--- start of DATA TO USE ---

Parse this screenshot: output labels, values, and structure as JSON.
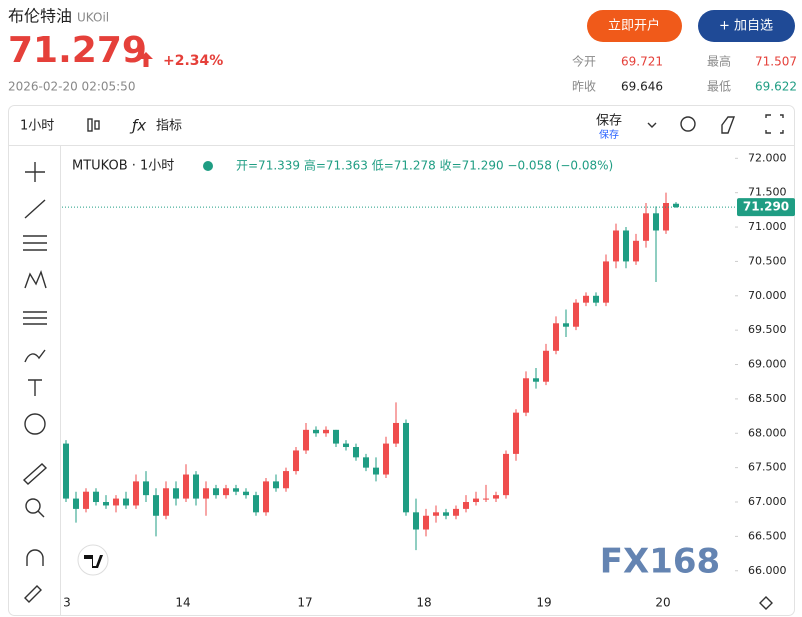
{
  "header": {
    "name": "布伦特油",
    "symbol": "UKOil",
    "price": "71.279",
    "change": "+2.34%",
    "timestamp": "2026-02-20 02:05:50",
    "buttons": [
      "立即开户",
      "+ 加自选"
    ],
    "stats": [
      {
        "label": "今开",
        "value": "69.721"
      },
      {
        "label": "最高",
        "value": "71.507"
      },
      {
        "label": "昨收",
        "value": "69.646"
      },
      {
        "label": "最低",
        "value": "69.622"
      }
    ]
  },
  "toolbar": {
    "interval": "1小时",
    "indicators": "指标",
    "save": "保存",
    "save_sub": "保存"
  },
  "chart_data": {
    "type": "candlestick",
    "title": "MTUKOB · 1小时",
    "ohlc_text": "开=71.339 高=71.363 低=71.278 收=71.290 −0.058 (−0.08%)",
    "watermark": "FX168",
    "up_color": "#ef4d4d",
    "down_color": "#1f9d83",
    "ylim": [
      65.72,
      72.15
    ],
    "yticks": [
      {
        "value": 66,
        "label": "66.000"
      },
      {
        "value": 66.5,
        "label": "66.500"
      },
      {
        "value": 67,
        "label": "67.000"
      },
      {
        "value": 67.5,
        "label": "67.500"
      },
      {
        "value": 68,
        "label": "68.000"
      },
      {
        "value": 68.5,
        "label": "68.500"
      },
      {
        "value": 69,
        "label": "69.000"
      },
      {
        "value": 69.5,
        "label": "69.500"
      },
      {
        "value": 70,
        "label": "70.000"
      },
      {
        "value": 70.5,
        "label": "70.500"
      },
      {
        "value": 71,
        "label": "71.000"
      },
      {
        "value": 71.5,
        "label": "71.500"
      },
      {
        "value": 72,
        "label": "72.000"
      }
    ],
    "x_labels": [
      "3",
      "14",
      "17",
      "18",
      "19",
      "20"
    ],
    "last_price": {
      "value": 71.29,
      "label": "71.290"
    },
    "open": [
      67.85,
      67.05,
      66.9,
      67.15,
      67.0,
      66.95,
      67.05,
      66.95,
      67.3,
      67.1,
      66.8,
      67.2,
      67.05,
      67.4,
      67.05,
      67.2,
      67.1,
      67.2,
      67.15,
      67.1,
      66.85,
      67.3,
      67.2,
      67.45,
      67.75,
      68.05,
      68.0,
      68.05,
      67.85,
      67.8,
      67.65,
      67.5,
      67.4,
      67.85,
      68.15,
      66.85,
      66.6,
      66.8,
      66.85,
      66.8,
      66.9,
      67.0,
      67.05,
      67.05,
      67.1,
      67.7,
      68.3,
      68.8,
      68.75,
      69.2,
      69.6,
      69.55,
      69.9,
      70.0,
      69.9,
      70.5,
      70.95,
      70.5,
      70.8,
      71.2,
      70.95,
      71.339
    ],
    "high": [
      67.9,
      67.15,
      67.2,
      67.2,
      67.1,
      67.1,
      67.15,
      67.4,
      67.45,
      67.2,
      67.3,
      67.3,
      67.55,
      67.45,
      67.3,
      67.25,
      67.25,
      67.25,
      67.2,
      67.15,
      67.35,
      67.4,
      67.5,
      67.8,
      68.15,
      68.1,
      68.1,
      68.05,
      67.9,
      67.85,
      67.7,
      67.65,
      67.95,
      68.45,
      68.2,
      67.05,
      66.9,
      66.95,
      66.9,
      66.95,
      67.1,
      67.15,
      67.25,
      67.15,
      67.75,
      68.35,
      68.9,
      68.95,
      69.3,
      69.7,
      69.8,
      69.95,
      70.05,
      70.05,
      70.6,
      71.05,
      71.0,
      70.9,
      71.35,
      71.3,
      71.5,
      71.363
    ],
    "low": [
      67.0,
      66.7,
      66.85,
      66.95,
      66.9,
      66.85,
      66.9,
      66.9,
      67.0,
      66.5,
      66.75,
      66.95,
      67.0,
      66.95,
      66.8,
      67.05,
      67.05,
      67.1,
      67.05,
      66.8,
      66.8,
      67.15,
      67.15,
      67.4,
      67.7,
      67.95,
      67.95,
      67.8,
      67.75,
      67.6,
      67.45,
      67.3,
      67.35,
      67.8,
      66.8,
      66.3,
      66.5,
      66.7,
      66.75,
      66.75,
      66.85,
      66.95,
      67.0,
      67.0,
      67.05,
      67.6,
      68.25,
      68.65,
      68.7,
      69.15,
      69.4,
      69.5,
      69.85,
      69.85,
      69.85,
      70.4,
      70.4,
      70.45,
      70.7,
      70.2,
      70.9,
      71.278
    ],
    "close": [
      67.05,
      66.9,
      67.15,
      67.0,
      66.95,
      67.05,
      66.95,
      67.3,
      67.1,
      66.8,
      67.2,
      67.05,
      67.4,
      67.05,
      67.2,
      67.1,
      67.2,
      67.15,
      67.1,
      66.85,
      67.3,
      67.2,
      67.45,
      67.75,
      68.05,
      68.0,
      68.05,
      67.85,
      67.8,
      67.65,
      67.5,
      67.4,
      67.85,
      68.15,
      66.85,
      66.6,
      66.8,
      66.85,
      66.8,
      66.9,
      67.0,
      67.05,
      67.05,
      67.1,
      67.7,
      68.3,
      68.8,
      68.75,
      69.2,
      69.6,
      69.55,
      69.9,
      70.0,
      69.9,
      70.5,
      70.95,
      70.5,
      70.8,
      71.2,
      70.95,
      71.35,
      71.29
    ]
  }
}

--- end of DATA TO USE ---

● TASK STATEMENT
Copy the records above exactly, omitting every picture.

● EXERCISE RESPONSE
Parse this screenshot: output labels, values, and structure as JSON.
{
  "header": {
    "name": "布伦特油",
    "symbol": "UKOil",
    "price": "71.279",
    "change": "+2.34%",
    "timestamp": "2026-02-20 02:05:50",
    "buttons": [
      "立即开户",
      "+ 加自选"
    ],
    "stats": [
      {
        "label": "今开",
        "value": "69.721"
      },
      {
        "label": "最高",
        "value": "71.507"
      },
      {
        "label": "昨收",
        "value": "69.646"
      },
      {
        "label": "最低",
        "value": "69.622"
      }
    ]
  },
  "toolbar": {
    "interval": "1小时",
    "indicators": "指标",
    "save": "保存",
    "save_sub": "保存"
  },
  "chart_data": {
    "type": "candlestick",
    "title": "MTUKOB · 1小时",
    "ohlc_text": "开=71.339 高=71.363 低=71.278 收=71.290 −0.058 (−0.08%)",
    "watermark": "FX168",
    "up_color": "#ef4d4d",
    "down_color": "#1f9d83",
    "ylim": [
      65.72,
      72.15
    ],
    "yticks": [
      {
        "value": 66,
        "label": "66.000"
      },
      {
        "value": 66.5,
        "label": "66.500"
      },
      {
        "value": 67,
        "label": "67.000"
      },
      {
        "value": 67.5,
        "label": "67.500"
      },
      {
        "value": 68,
        "label": "68.000"
      },
      {
        "value": 68.5,
        "label": "68.500"
      },
      {
        "value": 69,
        "label": "69.000"
      },
      {
        "value": 69.5,
        "label": "69.500"
      },
      {
        "value": 70,
        "label": "70.000"
      },
      {
        "value": 70.5,
        "label": "70.500"
      },
      {
        "value": 71,
        "label": "71.000"
      },
      {
        "value": 71.5,
        "label": "71.500"
      },
      {
        "value": 72,
        "label": "72.000"
      }
    ],
    "x_labels": [
      "3",
      "14",
      "17",
      "18",
      "19",
      "20"
    ],
    "last_price": {
      "value": 71.29,
      "label": "71.290"
    },
    "open": [
      67.85,
      67.05,
      66.9,
      67.15,
      67.0,
      66.95,
      67.05,
      66.95,
      67.3,
      67.1,
      66.8,
      67.2,
      67.05,
      67.4,
      67.05,
      67.2,
      67.1,
      67.2,
      67.15,
      67.1,
      66.85,
      67.3,
      67.2,
      67.45,
      67.75,
      68.05,
      68.0,
      68.05,
      67.85,
      67.8,
      67.65,
      67.5,
      67.4,
      67.85,
      68.15,
      66.85,
      66.6,
      66.8,
      66.85,
      66.8,
      66.9,
      67.0,
      67.05,
      67.05,
      67.1,
      67.7,
      68.3,
      68.8,
      68.75,
      69.2,
      69.6,
      69.55,
      69.9,
      70.0,
      69.9,
      70.5,
      70.95,
      70.5,
      70.8,
      71.2,
      70.95,
      71.339
    ],
    "high": [
      67.9,
      67.15,
      67.2,
      67.2,
      67.1,
      67.1,
      67.15,
      67.4,
      67.45,
      67.2,
      67.3,
      67.3,
      67.55,
      67.45,
      67.3,
      67.25,
      67.25,
      67.25,
      67.2,
      67.15,
      67.35,
      67.4,
      67.5,
      67.8,
      68.15,
      68.1,
      68.1,
      68.05,
      67.9,
      67.85,
      67.7,
      67.65,
      67.95,
      68.45,
      68.2,
      67.05,
      66.9,
      66.95,
      66.9,
      66.95,
      67.1,
      67.15,
      67.25,
      67.15,
      67.75,
      68.35,
      68.9,
      68.95,
      69.3,
      69.7,
      69.8,
      69.95,
      70.05,
      70.05,
      70.6,
      71.05,
      71.0,
      70.9,
      71.35,
      71.3,
      71.5,
      71.363
    ],
    "low": [
      67.0,
      66.7,
      66.85,
      66.95,
      66.9,
      66.85,
      66.9,
      66.9,
      67.0,
      66.5,
      66.75,
      66.95,
      67.0,
      66.95,
      66.8,
      67.05,
      67.05,
      67.1,
      67.05,
      66.8,
      66.8,
      67.15,
      67.15,
      67.4,
      67.7,
      67.95,
      67.95,
      67.8,
      67.75,
      67.6,
      67.45,
      67.3,
      67.35,
      67.8,
      66.8,
      66.3,
      66.5,
      66.7,
      66.75,
      66.75,
      66.85,
      66.95,
      67.0,
      67.0,
      67.05,
      67.6,
      68.25,
      68.65,
      68.7,
      69.15,
      69.4,
      69.5,
      69.85,
      69.85,
      69.85,
      70.4,
      70.4,
      70.45,
      70.7,
      70.2,
      70.9,
      71.278
    ],
    "close": [
      67.05,
      66.9,
      67.15,
      67.0,
      66.95,
      67.05,
      66.95,
      67.3,
      67.1,
      66.8,
      67.2,
      67.05,
      67.4,
      67.05,
      67.2,
      67.1,
      67.2,
      67.15,
      67.1,
      66.85,
      67.3,
      67.2,
      67.45,
      67.75,
      68.05,
      68.0,
      68.05,
      67.85,
      67.8,
      67.65,
      67.5,
      67.4,
      67.85,
      68.15,
      66.85,
      66.6,
      66.8,
      66.85,
      66.8,
      66.9,
      67.0,
      67.05,
      67.05,
      67.1,
      67.7,
      68.3,
      68.8,
      68.75,
      69.2,
      69.6,
      69.55,
      69.9,
      70.0,
      69.9,
      70.5,
      70.95,
      70.5,
      70.8,
      71.2,
      70.95,
      71.35,
      71.29
    ]
  }
}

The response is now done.